Do this
Every line holding the string "with" should be gathered.

───── Task material

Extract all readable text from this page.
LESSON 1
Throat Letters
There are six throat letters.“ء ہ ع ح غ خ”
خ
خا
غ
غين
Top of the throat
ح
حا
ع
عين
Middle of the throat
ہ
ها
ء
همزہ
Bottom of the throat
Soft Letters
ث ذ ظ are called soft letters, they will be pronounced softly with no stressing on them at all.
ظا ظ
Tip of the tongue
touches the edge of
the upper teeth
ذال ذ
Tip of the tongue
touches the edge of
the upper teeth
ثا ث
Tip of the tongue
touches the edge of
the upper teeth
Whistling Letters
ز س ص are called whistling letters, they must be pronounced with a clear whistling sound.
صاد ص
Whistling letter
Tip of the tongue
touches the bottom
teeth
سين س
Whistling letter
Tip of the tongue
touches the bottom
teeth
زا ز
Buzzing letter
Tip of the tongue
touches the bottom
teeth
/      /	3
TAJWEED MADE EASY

──────────

Worked answer
ث ذ ظ are called soft letters, they will be pronounced softly with no stressing on them at all.
ز س ص are called whistling letters, they must be pronounced with a clear whistling sound.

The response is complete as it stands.